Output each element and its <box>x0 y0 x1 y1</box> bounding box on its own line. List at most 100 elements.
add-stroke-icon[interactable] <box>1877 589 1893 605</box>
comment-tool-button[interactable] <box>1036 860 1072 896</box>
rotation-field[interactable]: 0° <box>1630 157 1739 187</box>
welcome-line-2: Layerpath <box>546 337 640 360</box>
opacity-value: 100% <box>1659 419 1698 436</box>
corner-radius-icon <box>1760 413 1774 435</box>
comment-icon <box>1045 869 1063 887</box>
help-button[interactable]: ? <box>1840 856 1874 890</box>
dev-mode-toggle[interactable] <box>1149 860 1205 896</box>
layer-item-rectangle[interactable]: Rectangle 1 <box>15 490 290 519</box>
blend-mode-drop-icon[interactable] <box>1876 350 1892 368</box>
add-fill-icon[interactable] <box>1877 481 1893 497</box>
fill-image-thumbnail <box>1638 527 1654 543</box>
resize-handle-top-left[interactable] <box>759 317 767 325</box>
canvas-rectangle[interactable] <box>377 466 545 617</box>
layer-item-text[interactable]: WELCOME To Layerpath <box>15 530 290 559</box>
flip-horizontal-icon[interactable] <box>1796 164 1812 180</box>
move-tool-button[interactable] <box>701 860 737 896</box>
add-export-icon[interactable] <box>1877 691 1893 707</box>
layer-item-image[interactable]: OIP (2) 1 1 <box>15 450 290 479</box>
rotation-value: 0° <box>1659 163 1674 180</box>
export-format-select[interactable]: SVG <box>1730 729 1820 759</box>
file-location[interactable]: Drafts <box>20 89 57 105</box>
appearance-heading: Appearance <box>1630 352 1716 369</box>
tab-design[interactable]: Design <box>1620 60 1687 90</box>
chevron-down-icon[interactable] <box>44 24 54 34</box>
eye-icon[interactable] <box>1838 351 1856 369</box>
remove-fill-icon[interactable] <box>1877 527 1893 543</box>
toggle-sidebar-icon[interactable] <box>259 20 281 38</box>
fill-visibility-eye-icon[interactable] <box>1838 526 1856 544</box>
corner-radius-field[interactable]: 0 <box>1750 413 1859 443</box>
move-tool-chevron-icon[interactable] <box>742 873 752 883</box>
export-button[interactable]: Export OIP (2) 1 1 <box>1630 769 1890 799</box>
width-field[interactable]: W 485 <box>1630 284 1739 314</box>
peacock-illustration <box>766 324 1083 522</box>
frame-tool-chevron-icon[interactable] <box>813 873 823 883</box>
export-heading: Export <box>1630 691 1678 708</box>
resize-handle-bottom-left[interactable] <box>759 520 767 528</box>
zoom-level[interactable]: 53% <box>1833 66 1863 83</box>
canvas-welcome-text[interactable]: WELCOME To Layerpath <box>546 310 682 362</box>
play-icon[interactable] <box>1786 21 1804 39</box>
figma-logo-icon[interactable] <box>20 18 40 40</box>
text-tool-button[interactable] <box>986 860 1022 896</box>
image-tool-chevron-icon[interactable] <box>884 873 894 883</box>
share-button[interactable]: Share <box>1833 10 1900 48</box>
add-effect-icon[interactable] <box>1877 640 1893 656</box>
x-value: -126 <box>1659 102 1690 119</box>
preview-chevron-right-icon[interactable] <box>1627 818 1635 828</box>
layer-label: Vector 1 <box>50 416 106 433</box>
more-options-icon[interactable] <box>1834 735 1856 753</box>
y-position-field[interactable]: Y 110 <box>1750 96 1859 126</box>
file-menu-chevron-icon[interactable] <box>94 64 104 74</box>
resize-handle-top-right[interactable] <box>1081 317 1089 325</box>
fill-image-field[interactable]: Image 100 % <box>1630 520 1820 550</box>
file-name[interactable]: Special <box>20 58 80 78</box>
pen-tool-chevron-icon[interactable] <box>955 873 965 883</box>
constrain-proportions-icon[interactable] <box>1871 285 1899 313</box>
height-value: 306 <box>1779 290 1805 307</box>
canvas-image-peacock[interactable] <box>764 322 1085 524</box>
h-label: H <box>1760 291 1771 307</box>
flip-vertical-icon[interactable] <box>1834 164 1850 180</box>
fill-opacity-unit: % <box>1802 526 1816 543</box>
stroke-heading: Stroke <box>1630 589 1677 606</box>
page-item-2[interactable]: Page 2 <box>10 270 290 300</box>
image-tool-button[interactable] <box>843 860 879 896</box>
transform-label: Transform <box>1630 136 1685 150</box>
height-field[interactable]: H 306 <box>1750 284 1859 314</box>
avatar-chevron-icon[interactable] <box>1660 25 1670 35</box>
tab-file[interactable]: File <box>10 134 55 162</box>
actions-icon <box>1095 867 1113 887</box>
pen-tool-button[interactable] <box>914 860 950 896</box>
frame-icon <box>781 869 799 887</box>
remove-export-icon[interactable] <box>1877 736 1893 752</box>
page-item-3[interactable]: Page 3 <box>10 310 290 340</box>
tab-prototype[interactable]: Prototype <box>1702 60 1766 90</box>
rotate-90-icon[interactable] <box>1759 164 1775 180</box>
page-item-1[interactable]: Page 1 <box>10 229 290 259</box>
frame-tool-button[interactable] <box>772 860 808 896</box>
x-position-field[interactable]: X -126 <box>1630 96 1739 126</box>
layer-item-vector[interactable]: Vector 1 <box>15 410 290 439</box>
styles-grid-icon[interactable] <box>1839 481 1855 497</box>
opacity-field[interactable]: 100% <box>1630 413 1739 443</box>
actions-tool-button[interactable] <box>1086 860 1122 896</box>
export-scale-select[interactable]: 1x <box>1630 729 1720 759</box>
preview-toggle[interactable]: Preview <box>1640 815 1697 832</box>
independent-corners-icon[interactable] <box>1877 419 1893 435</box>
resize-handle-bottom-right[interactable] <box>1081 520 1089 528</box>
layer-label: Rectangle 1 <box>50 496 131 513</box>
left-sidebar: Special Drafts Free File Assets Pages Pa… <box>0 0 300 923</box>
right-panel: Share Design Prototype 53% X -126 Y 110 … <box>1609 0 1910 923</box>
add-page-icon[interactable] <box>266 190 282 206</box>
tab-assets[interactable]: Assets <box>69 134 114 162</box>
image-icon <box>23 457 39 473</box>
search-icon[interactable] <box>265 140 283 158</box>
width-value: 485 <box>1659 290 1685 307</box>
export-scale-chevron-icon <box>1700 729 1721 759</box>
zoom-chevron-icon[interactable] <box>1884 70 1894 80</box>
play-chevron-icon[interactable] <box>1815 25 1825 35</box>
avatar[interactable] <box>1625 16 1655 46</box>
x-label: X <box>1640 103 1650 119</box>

● The problem: Rename "Layerpath" to "Canvasly" everywhere it occurs in the lines above, and reproduce every line with nothing else changed.

● Result for this task:
Output each element and its <box>x0 y0 x1 y1</box> bounding box on its own line. List at most 100 elements.
add-stroke-icon[interactable] <box>1877 589 1893 605</box>
comment-tool-button[interactable] <box>1036 860 1072 896</box>
rotation-field[interactable]: 0° <box>1630 157 1739 187</box>
welcome-line-2: Canvasly <box>546 337 640 360</box>
opacity-value: 100% <box>1659 419 1698 436</box>
corner-radius-icon <box>1760 413 1774 435</box>
comment-icon <box>1045 869 1063 887</box>
help-button[interactable]: ? <box>1840 856 1874 890</box>
dev-mode-toggle[interactable] <box>1149 860 1205 896</box>
layer-item-rectangle[interactable]: Rectangle 1 <box>15 490 290 519</box>
blend-mode-drop-icon[interactable] <box>1876 350 1892 368</box>
add-fill-icon[interactable] <box>1877 481 1893 497</box>
fill-image-thumbnail <box>1638 527 1654 543</box>
resize-handle-top-left[interactable] <box>759 317 767 325</box>
canvas-rectangle[interactable] <box>377 466 545 617</box>
layer-item-text[interactable]: WELCOME To Canvasly <box>15 530 290 559</box>
flip-horizontal-icon[interactable] <box>1796 164 1812 180</box>
move-tool-button[interactable] <box>701 860 737 896</box>
add-export-icon[interactable] <box>1877 691 1893 707</box>
layer-item-image[interactable]: OIP (2) 1 1 <box>15 450 290 479</box>
rotation-value: 0° <box>1659 163 1674 180</box>
export-format-select[interactable]: SVG <box>1730 729 1820 759</box>
file-location[interactable]: Drafts <box>20 89 57 105</box>
appearance-heading: Appearance <box>1630 352 1716 369</box>
tab-design[interactable]: Design <box>1620 60 1687 90</box>
chevron-down-icon[interactable] <box>44 24 54 34</box>
eye-icon[interactable] <box>1838 351 1856 369</box>
remove-fill-icon[interactable] <box>1877 527 1893 543</box>
toggle-sidebar-icon[interactable] <box>259 20 281 38</box>
fill-visibility-eye-icon[interactable] <box>1838 526 1856 544</box>
corner-radius-field[interactable]: 0 <box>1750 413 1859 443</box>
move-tool-chevron-icon[interactable] <box>742 873 752 883</box>
export-button[interactable]: Export OIP (2) 1 1 <box>1630 769 1890 799</box>
width-field[interactable]: W 485 <box>1630 284 1739 314</box>
peacock-illustration <box>766 324 1083 522</box>
frame-tool-chevron-icon[interactable] <box>813 873 823 883</box>
export-heading: Export <box>1630 691 1678 708</box>
resize-handle-bottom-left[interactable] <box>759 520 767 528</box>
zoom-level[interactable]: 53% <box>1833 66 1863 83</box>
canvas-welcome-text[interactable]: WELCOME To Canvasly <box>546 310 682 362</box>
play-icon[interactable] <box>1786 21 1804 39</box>
figma-logo-icon[interactable] <box>20 18 40 40</box>
text-tool-button[interactable] <box>986 860 1022 896</box>
image-tool-chevron-icon[interactable] <box>884 873 894 883</box>
share-button[interactable]: Share <box>1833 10 1900 48</box>
add-effect-icon[interactable] <box>1877 640 1893 656</box>
x-value: -126 <box>1659 102 1690 119</box>
preview-chevron-right-icon[interactable] <box>1627 818 1635 828</box>
layer-label: Vector 1 <box>50 416 106 433</box>
more-options-icon[interactable] <box>1834 735 1856 753</box>
y-position-field[interactable]: Y 110 <box>1750 96 1859 126</box>
file-menu-chevron-icon[interactable] <box>94 64 104 74</box>
resize-handle-top-right[interactable] <box>1081 317 1089 325</box>
fill-image-field[interactable]: Image 100 % <box>1630 520 1820 550</box>
file-name[interactable]: Special <box>20 58 80 78</box>
pen-tool-chevron-icon[interactable] <box>955 873 965 883</box>
constrain-proportions-icon[interactable] <box>1871 285 1899 313</box>
height-value: 306 <box>1779 290 1805 307</box>
canvas-image-peacock[interactable] <box>764 322 1085 524</box>
h-label: H <box>1760 291 1771 307</box>
flip-vertical-icon[interactable] <box>1834 164 1850 180</box>
fill-opacity-unit: % <box>1802 526 1816 543</box>
stroke-heading: Stroke <box>1630 589 1677 606</box>
page-item-2[interactable]: Page 2 <box>10 270 290 300</box>
image-tool-button[interactable] <box>843 860 879 896</box>
transform-label: Transform <box>1630 136 1685 150</box>
height-field[interactable]: H 306 <box>1750 284 1859 314</box>
avatar-chevron-icon[interactable] <box>1660 25 1670 35</box>
tab-file[interactable]: File <box>10 134 55 162</box>
actions-icon <box>1095 867 1113 887</box>
pen-tool-button[interactable] <box>914 860 950 896</box>
frame-icon <box>781 869 799 887</box>
remove-export-icon[interactable] <box>1877 736 1893 752</box>
page-item-3[interactable]: Page 3 <box>10 310 290 340</box>
tab-prototype[interactable]: Prototype <box>1702 60 1766 90</box>
rotate-90-icon[interactable] <box>1759 164 1775 180</box>
page-item-1[interactable]: Page 1 <box>10 229 290 259</box>
frame-tool-button[interactable] <box>772 860 808 896</box>
x-position-field[interactable]: X -126 <box>1630 96 1739 126</box>
layer-item-vector[interactable]: Vector 1 <box>15 410 290 439</box>
styles-grid-icon[interactable] <box>1839 481 1855 497</box>
opacity-field[interactable]: 100% <box>1630 413 1739 443</box>
actions-tool-button[interactable] <box>1086 860 1122 896</box>
export-scale-select[interactable]: 1x <box>1630 729 1720 759</box>
preview-toggle[interactable]: Preview <box>1640 815 1697 832</box>
independent-corners-icon[interactable] <box>1877 419 1893 435</box>
resize-handle-bottom-right[interactable] <box>1081 520 1089 528</box>
layer-label: Rectangle 1 <box>50 496 131 513</box>
left-sidebar: Special Drafts Free File Assets Pages Pa… <box>0 0 300 923</box>
right-panel: Share Design Prototype 53% X -126 Y 110 … <box>1609 0 1910 923</box>
add-page-icon[interactable] <box>266 190 282 206</box>
tab-assets[interactable]: Assets <box>69 134 114 162</box>
image-icon <box>23 457 39 473</box>
search-icon[interactable] <box>265 140 283 158</box>
width-value: 485 <box>1659 290 1685 307</box>
export-scale-chevron-icon <box>1700 729 1721 759</box>
zoom-chevron-icon[interactable] <box>1884 70 1894 80</box>
play-chevron-icon[interactable] <box>1815 25 1825 35</box>
avatar[interactable] <box>1625 16 1655 46</box>
x-label: X <box>1640 103 1650 119</box>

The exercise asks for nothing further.